Stored entries:
============================================================

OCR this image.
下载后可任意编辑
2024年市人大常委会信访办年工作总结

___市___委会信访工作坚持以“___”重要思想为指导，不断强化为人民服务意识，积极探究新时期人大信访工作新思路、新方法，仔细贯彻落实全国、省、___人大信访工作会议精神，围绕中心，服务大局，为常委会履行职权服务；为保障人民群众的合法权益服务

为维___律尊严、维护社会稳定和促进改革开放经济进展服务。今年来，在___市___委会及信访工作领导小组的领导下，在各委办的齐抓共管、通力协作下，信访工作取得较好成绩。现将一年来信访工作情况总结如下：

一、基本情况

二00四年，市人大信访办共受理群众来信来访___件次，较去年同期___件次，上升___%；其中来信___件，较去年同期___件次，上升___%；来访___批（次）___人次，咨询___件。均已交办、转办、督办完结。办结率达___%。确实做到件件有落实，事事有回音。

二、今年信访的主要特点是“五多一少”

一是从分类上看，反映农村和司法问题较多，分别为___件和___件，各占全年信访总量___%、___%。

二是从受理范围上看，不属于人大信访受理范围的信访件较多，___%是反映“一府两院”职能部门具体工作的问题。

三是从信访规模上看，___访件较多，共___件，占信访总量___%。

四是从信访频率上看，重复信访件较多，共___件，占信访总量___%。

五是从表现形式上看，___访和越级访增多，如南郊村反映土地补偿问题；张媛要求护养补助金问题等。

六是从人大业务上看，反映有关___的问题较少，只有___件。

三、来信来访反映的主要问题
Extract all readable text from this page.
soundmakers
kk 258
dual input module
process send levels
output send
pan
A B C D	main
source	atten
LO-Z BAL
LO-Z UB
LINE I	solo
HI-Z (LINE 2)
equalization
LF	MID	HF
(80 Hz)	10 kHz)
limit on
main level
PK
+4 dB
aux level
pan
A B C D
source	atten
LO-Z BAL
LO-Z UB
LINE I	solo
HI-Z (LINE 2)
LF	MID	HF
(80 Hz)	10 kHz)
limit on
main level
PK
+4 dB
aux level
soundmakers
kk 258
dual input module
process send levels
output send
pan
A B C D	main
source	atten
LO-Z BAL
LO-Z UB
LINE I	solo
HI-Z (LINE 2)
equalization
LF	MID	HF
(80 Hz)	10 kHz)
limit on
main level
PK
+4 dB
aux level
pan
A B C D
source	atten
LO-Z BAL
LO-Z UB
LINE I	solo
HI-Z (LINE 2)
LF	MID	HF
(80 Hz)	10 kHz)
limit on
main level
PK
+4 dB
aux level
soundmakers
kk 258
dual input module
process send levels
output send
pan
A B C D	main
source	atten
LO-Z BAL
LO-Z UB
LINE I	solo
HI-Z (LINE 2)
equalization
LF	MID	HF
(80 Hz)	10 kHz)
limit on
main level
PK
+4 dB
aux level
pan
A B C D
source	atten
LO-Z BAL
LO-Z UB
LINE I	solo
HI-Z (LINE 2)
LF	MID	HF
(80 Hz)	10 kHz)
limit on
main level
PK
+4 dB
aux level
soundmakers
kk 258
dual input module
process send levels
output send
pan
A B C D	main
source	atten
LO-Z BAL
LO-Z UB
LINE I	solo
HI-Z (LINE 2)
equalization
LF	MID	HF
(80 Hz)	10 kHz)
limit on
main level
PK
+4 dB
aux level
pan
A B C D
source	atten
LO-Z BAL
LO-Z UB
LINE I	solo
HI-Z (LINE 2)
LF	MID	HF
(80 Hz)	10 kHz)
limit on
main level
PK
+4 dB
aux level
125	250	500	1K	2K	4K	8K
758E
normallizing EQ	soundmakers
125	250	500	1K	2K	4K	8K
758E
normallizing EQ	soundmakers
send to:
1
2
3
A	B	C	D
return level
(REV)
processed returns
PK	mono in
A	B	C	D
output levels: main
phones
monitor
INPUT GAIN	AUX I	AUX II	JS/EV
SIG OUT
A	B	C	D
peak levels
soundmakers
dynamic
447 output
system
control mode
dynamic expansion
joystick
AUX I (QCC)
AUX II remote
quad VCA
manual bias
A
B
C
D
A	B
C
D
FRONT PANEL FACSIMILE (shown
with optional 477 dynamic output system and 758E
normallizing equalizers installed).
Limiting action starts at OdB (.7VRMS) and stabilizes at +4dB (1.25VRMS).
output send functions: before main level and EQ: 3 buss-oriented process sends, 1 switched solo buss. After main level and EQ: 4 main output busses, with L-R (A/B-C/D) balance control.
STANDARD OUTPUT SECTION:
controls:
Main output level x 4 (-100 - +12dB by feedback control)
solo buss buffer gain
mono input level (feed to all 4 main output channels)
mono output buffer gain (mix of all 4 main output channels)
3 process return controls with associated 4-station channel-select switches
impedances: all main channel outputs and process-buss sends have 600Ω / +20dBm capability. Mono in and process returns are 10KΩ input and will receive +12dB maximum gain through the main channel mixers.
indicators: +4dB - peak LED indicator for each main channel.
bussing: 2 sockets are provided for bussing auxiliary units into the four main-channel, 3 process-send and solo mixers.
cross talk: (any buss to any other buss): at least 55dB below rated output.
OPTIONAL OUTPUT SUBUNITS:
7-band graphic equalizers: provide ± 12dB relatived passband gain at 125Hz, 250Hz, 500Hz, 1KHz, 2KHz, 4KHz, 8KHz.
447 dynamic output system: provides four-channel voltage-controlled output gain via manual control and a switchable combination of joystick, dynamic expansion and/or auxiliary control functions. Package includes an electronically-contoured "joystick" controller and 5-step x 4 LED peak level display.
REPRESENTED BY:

============================================================

What you are asked to do:
Write out every entry word for word.

Expected output:
OCR this image.
下载后可任意编辑
2024年市人大常委会信访办年工作总结

___市___委会信访工作坚持以“___”重要思想为指导，不断强化为人民服务意识，积极探究新时期人大信访工作新思路、新方法，仔细贯彻落实全国、省、___人大信访工作会议精神，围绕中心，服务大局，为常委会履行职权服务；为保障人民群众的合法权益服务

为维___律尊严、维护社会稳定和促进改革开放经济进展服务。今年来，在___市___委会及信访工作领导小组的领导下，在各委办的齐抓共管、通力协作下，信访工作取得较好成绩。现将一年来信访工作情况总结如下：

一、基本情况

二00四年，市人大信访办共受理群众来信来访___件次，较去年同期___件次，上升___%；其中来信___件，较去年同期___件次，上升___%；来访___批（次）___人次，咨询___件。均已交办、转办、督办完结。办结率达___%。确实做到件件有落实，事事有回音。

二、今年信访的主要特点是“五多一少”

一是从分类上看，反映农村和司法问题较多，分别为___件和___件，各占全年信访总量___%、___%。

二是从受理范围上看，不属于人大信访受理范围的信访件较多，___%是反映“一府两院”职能部门具体工作的问题。

三是从信访规模上看，___访件较多，共___件，占信访总量___%。

四是从信访频率上看，重复信访件较多，共___件，占信访总量___%。

五是从表现形式上看，___访和越级访增多，如南郊村反映土地补偿问题；张媛要求护养补助金问题等。

六是从人大业务上看，反映有关___的问题较少，只有___件。

三、来信来访反映的主要问题
Extract all readable text from this page.
soundmakers
kk 258
dual input module
process send levels
output send
pan
A B C D	main
source	atten
LO-Z BAL
LO-Z UB
LINE I	solo
HI-Z (LINE 2)
equalization
LF	MID	HF
(80 Hz)	10 kHz)
limit on
main level
PK
+4 dB
aux level
pan
A B C D
source	atten
LO-Z BAL
LO-Z UB
LINE I	solo
HI-Z (LINE 2)
LF	MID	HF
(80 Hz)	10 kHz)
limit on
main level
PK
+4 dB
aux level
soundmakers
kk 258
dual input module
process send levels
output send
pan
A B C D	main
source	atten
LO-Z BAL
LO-Z UB
LINE I	solo
HI-Z (LINE 2)
equalization
LF	MID	HF
(80 Hz)	10 kHz)
limit on
main level
PK
+4 dB
aux level
pan
A B C D
source	atten
LO-Z BAL
LO-Z UB
LINE I	solo
HI-Z (LINE 2)
LF	MID	HF
(80 Hz)	10 kHz)
limit on
main level
PK
+4 dB
aux level
soundmakers
kk 258
dual input module
process send levels
output send
pan
A B C D	main
source	atten
LO-Z BAL
LO-Z UB
LINE I	solo
HI-Z (LINE 2)
equalization
LF	MID	HF
(80 Hz)	10 kHz)
limit on
main level
PK
+4 dB
aux level
pan
A B C D
source	atten
LO-Z BAL
LO-Z UB
LINE I	solo
HI-Z (LINE 2)
LF	MID	HF
(80 Hz)	10 kHz)
limit on
main level
PK
+4 dB
aux level
soundmakers
kk 258
dual input module
process send levels
output send
pan
A B C D	main
source	atten
LO-Z BAL
LO-Z UB
LINE I	solo
HI-Z (LINE 2)
equalization
LF	MID	HF
(80 Hz)	10 kHz)
limit on
main level
PK
+4 dB
aux level
pan
A B C D
source	atten
LO-Z BAL
LO-Z UB
LINE I	solo
HI-Z (LINE 2)
LF	MID	HF
(80 Hz)	10 kHz)
limit on
main level
PK
+4 dB
aux level
125	250	500	1K	2K	4K	8K
758E
normallizing EQ	soundmakers
125	250	500	1K	2K	4K	8K
758E
normallizing EQ	soundmakers
send to:
1
2
3
A	B	C	D
return level
(REV)
processed returns
PK	mono in
A	B	C	D
output levels: main
phones
monitor
INPUT GAIN	AUX I	AUX II	JS/EV
SIG OUT
A	B	C	D
peak levels
soundmakers
dynamic
447 output
system
control mode
dynamic expansion
joystick
AUX I (QCC)
AUX II remote
quad VCA
manual bias
A
B
C
D
A	B
C
D
FRONT PANEL FACSIMILE (shown
with optional 477 dynamic output system and 758E
normallizing equalizers installed).
Limiting action starts at OdB (.7VRMS) and stabilizes at +4dB (1.25VRMS).
output send functions: before main level and EQ: 3 buss-oriented process sends, 1 switched solo buss. After main level and EQ: 4 main output busses, with L-R (A/B-C/D) balance control.
STANDARD OUTPUT SECTION:
controls:
Main output level x 4 (-100 - +12dB by feedback control)
solo buss buffer gain
mono input level (feed to all 4 main output channels)
mono output buffer gain (mix of all 4 main output channels)
3 process return controls with associated 4-station channel-select switches
impedances: all main channel outputs and process-buss sends have 600Ω / +20dBm capability. Mono in and process returns are 10KΩ input and will receive +12dB maximum gain through the main channel mixers.
indicators: +4dB - peak LED indicator for each main channel.
bussing: 2 sockets are provided for bussing auxiliary units into the four main-channel, 3 process-send and solo mixers.
cross talk: (any buss to any other buss): at least 55dB below rated output.
OPTIONAL OUTPUT SUBUNITS:
7-band graphic equalizers: provide ± 12dB relatived passband gain at 125Hz, 250Hz, 500Hz, 1KHz, 2KHz, 4KHz, 8KHz.
447 dynamic output system: provides four-channel voltage-controlled output gain via manual control and a switchable combination of joystick, dynamic expansion and/or auxiliary control functions. Package includes an electronically-contoured "joystick" controller and 5-step x 4 LED peak level display.
REPRESENTED BY:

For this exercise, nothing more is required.